What the task asks: Give the data below again, word for word.

Excerpted records:
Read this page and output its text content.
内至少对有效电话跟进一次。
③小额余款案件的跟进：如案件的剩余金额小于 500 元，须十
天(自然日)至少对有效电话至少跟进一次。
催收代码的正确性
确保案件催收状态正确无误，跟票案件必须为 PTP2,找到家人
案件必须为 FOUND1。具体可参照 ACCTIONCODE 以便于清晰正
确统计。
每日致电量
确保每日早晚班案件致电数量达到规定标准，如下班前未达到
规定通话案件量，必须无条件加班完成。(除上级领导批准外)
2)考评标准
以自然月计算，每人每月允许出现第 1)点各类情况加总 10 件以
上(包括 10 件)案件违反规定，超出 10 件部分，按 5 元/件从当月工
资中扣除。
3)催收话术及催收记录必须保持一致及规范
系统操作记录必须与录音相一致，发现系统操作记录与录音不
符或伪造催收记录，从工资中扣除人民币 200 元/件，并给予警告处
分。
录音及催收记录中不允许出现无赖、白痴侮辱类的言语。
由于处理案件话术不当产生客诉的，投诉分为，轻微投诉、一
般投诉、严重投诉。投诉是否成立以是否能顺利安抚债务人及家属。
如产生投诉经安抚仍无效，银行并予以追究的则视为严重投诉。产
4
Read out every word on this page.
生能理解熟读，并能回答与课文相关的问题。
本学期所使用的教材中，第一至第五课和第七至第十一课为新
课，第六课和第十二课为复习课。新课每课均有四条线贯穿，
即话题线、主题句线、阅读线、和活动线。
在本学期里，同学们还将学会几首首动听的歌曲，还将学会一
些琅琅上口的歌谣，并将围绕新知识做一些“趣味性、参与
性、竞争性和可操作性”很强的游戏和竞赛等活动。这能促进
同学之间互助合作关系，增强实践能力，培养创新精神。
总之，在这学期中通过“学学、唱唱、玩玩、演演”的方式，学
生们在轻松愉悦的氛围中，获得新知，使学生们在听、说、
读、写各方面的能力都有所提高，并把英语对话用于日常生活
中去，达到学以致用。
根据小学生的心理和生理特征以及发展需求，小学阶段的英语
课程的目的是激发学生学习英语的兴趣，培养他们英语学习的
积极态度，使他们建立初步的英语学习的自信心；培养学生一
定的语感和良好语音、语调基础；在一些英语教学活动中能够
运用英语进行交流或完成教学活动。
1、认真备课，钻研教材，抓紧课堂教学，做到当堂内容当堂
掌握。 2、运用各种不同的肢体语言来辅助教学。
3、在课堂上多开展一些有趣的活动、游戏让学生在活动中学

Solution to this problem:
Read this page and output its text content.
内至少对有效电话跟进一次。
③小额余款案件的跟进：如案件的剩余金额小于 500 元，须十
天(自然日)至少对有效电话至少跟进一次。
催收代码的正确性
确保案件催收状态正确无误，跟票案件必须为 PTP2,找到家人
案件必须为 FOUND1。具体可参照 ACCTIONCODE 以便于清晰正
确统计。
每日致电量
确保每日早晚班案件致电数量达到规定标准，如下班前未达到
规定通话案件量，必须无条件加班完成。(除上级领导批准外)
2)考评标准
以自然月计算，每人每月允许出现第 1)点各类情况加总 10 件以
上(包括 10 件)案件违反规定，超出 10 件部分，按 5 元/件从当月工
资中扣除。
3)催收话术及催收记录必须保持一致及规范
系统操作记录必须与录音相一致，发现系统操作记录与录音不
符或伪造催收记录，从工资中扣除人民币 200 元/件，并给予警告处
分。
录音及催收记录中不允许出现无赖、白痴侮辱类的言语。
由于处理案件话术不当产生客诉的，投诉分为，轻微投诉、一
般投诉、严重投诉。投诉是否成立以是否能顺利安抚债务人及家属。
如产生投诉经安抚仍无效，银行并予以追究的则视为严重投诉。产
4
Read out every word on this page.
生能理解熟读，并能回答与课文相关的问题。
本学期所使用的教材中，第一至第五课和第七至第十一课为新
课，第六课和第十二课为复习课。新课每课均有四条线贯穿，
即话题线、主题句线、阅读线、和活动线。
在本学期里，同学们还将学会几首首动听的歌曲，还将学会一
些琅琅上口的歌谣，并将围绕新知识做一些“趣味性、参与
性、竞争性和可操作性”很强的游戏和竞赛等活动。这能促进
同学之间互助合作关系，增强实践能力，培养创新精神。
总之，在这学期中通过“学学、唱唱、玩玩、演演”的方式，学
生们在轻松愉悦的氛围中，获得新知，使学生们在听、说、
读、写各方面的能力都有所提高，并把英语对话用于日常生活
中去，达到学以致用。
根据小学生的心理和生理特征以及发展需求，小学阶段的英语
课程的目的是激发学生学习英语的兴趣，培养他们英语学习的
积极态度，使他们建立初步的英语学习的自信心；培养学生一
定的语感和良好语音、语调基础；在一些英语教学活动中能够
运用英语进行交流或完成教学活动。
1、认真备课，钻研教材，抓紧课堂教学，做到当堂内容当堂
掌握。 2、运用各种不同的肢体语言来辅助教学。
3、在课堂上多开展一些有趣的活动、游戏让学生在活动中学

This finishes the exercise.